==== TEXTO PROPORCIONADO ====

Memoria de un asalto

Cuenta la historia que D. Carlos, pretendiente al trono de España frente a Isabel II, su sobrina, reunió a 12.000 soldados en el norte de la Península, de los que 3.000, al mando de dos generales, Elio y Zaratiegui, guerrearon por Castilla, hasta que el 3 de agosto llegaron a Zamarramala, donde harían noche para contemplar la ciudad de Segovia y planificar su ataque.

Entre Diputación y Ayuntamiento disponían de unos efectivos compuestos de 400 milicianos, 180 hombres de tropa y un puñado de jovencísimos cadetes para la defensa del Alcázar. La situación les lleva a pedir al gobierno central (detentado por la reina regenta M.ª Cristina) el envío de refuerzos, hombres y armas. Caso omiso desde la capital.

Así estaba la situación cuando al día siguiente los referidos generales al frente de tres brigadas, castellana, vizcaína y guipuzcoana, por más que no tuvieran apoyo artillero, después de “una arrolladora carga”, consiguieron abrirse paso hacía la ciudad a través de la zona de San Cebrián, escalando la muralla.

Así se planificó el ataque: “Por el Monasterio de El Parral, los batallones vizcaínos al mando de Goiri; al Sur, en la plaza de Azoguejo, los guipuzcoanos con Iturbe, y por el otro lado, por el Arroyo Clamores, los castellanos de Novoa. Los batallones navarros de Oteiza quedaron en Zamarramala de reserva, y la caballería, probablemente más retrasada, en el Eresma”. Mucho enemigo; poca defensa.

====

▸ INSTRUCCIONES
Por favor, transcribe del texto sobre el asalto a Segovia el fragmento que comienza en "Memoria de un" y termina en "desde la capital.".

==== ENTRADAS ENUMERADAS ====

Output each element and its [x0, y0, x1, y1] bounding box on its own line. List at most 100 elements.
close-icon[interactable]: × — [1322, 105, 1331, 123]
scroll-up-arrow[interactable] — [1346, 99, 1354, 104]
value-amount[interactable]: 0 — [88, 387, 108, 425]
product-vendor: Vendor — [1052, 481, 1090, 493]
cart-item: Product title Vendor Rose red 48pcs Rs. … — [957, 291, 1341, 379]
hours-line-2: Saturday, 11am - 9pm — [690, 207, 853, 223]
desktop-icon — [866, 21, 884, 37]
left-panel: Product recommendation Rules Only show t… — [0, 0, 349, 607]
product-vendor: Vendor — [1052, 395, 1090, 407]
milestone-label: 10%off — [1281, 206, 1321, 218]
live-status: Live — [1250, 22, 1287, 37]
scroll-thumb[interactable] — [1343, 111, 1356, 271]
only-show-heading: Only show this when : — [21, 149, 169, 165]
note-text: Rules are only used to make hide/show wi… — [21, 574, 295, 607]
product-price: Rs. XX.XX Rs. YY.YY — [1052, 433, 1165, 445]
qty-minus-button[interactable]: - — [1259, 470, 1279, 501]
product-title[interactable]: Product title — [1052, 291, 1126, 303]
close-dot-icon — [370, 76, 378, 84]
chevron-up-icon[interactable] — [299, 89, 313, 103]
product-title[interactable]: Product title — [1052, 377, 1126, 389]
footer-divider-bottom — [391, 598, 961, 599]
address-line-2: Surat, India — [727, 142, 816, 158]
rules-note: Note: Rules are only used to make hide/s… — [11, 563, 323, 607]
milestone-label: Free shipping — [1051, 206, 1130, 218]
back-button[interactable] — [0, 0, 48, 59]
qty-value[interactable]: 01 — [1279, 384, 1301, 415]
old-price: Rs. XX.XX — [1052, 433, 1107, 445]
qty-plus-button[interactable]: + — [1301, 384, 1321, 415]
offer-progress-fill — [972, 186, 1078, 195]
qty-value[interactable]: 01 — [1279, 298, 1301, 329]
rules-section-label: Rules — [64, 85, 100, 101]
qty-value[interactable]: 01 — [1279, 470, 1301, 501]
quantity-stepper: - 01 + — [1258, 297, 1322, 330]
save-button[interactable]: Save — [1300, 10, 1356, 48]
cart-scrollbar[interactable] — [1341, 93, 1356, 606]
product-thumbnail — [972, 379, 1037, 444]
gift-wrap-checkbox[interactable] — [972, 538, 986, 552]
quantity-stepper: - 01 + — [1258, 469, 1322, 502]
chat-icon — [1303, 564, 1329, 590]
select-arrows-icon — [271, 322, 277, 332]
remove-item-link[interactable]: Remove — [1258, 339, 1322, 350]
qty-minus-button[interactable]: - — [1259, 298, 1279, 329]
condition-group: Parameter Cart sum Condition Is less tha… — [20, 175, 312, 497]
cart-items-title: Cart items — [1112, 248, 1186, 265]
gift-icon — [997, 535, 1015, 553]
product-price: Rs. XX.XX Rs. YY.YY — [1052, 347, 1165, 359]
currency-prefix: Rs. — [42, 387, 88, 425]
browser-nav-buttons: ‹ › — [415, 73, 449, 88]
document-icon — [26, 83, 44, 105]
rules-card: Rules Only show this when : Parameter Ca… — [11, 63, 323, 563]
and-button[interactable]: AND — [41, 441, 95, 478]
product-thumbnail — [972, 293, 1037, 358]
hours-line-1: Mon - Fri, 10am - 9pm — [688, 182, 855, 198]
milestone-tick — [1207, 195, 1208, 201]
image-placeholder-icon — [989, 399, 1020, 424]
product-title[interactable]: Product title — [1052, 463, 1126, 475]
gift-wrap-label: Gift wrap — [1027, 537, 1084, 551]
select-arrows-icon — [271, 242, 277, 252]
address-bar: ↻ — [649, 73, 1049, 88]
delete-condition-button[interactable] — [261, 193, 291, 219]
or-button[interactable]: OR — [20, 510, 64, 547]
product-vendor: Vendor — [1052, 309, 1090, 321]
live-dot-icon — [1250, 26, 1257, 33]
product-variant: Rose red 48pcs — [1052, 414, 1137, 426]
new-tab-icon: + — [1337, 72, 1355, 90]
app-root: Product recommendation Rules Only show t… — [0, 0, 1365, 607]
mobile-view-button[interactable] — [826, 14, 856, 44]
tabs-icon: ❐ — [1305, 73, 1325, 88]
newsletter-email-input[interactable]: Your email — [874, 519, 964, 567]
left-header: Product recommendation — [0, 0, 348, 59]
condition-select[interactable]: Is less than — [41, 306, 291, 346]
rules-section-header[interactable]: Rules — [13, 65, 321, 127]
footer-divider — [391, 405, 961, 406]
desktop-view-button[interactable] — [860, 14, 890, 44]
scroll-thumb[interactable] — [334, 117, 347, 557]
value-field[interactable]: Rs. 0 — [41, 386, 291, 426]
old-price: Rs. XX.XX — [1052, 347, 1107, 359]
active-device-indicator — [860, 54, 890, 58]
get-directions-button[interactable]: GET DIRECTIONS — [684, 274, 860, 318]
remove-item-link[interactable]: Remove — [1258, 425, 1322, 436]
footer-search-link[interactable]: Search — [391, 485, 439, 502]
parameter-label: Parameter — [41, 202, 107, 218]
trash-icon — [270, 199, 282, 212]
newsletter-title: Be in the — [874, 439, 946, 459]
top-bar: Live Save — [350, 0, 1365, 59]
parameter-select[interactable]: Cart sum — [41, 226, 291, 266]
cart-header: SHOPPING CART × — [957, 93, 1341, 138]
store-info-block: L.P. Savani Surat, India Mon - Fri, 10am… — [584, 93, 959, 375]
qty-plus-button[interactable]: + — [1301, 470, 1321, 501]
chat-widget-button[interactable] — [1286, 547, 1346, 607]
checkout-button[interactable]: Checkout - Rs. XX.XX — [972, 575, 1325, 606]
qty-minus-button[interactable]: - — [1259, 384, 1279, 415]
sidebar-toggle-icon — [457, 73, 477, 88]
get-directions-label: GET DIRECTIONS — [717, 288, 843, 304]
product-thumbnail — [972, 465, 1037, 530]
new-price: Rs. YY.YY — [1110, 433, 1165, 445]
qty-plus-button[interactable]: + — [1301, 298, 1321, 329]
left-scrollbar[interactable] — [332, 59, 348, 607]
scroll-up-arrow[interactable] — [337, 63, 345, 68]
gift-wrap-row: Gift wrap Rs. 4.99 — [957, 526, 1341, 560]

====

▸ RESULTADO DEL EJERCICIO
Memoria de un asalto

Cuenta la historia que D. Carlos, pretendiente al trono de España frente a Isabel II, su sobrina, reunió a 12.000 soldados en el norte de la Península, de los que 3.000, al mando de dos generales, Elio y Zaratiegui, guerrearon por Castilla, hasta que el 3 de agosto llegaron a Zamarramala, donde harían noche para contemplar la ciudad de Segovia y planificar su ataque.

Entre Diputación y Ayuntamiento disponían de unos efectivos compuestos de 400 milicianos, 180 hombres de tropa y un puñado de jovencísimos cadetes para la defensa del Alcázar. La situación les lleva a pedir al gobierno central (detentado por la reina regenta M.ª Cristina) el envío de refuerzos, hombres y armas. Caso omiso desde la capital.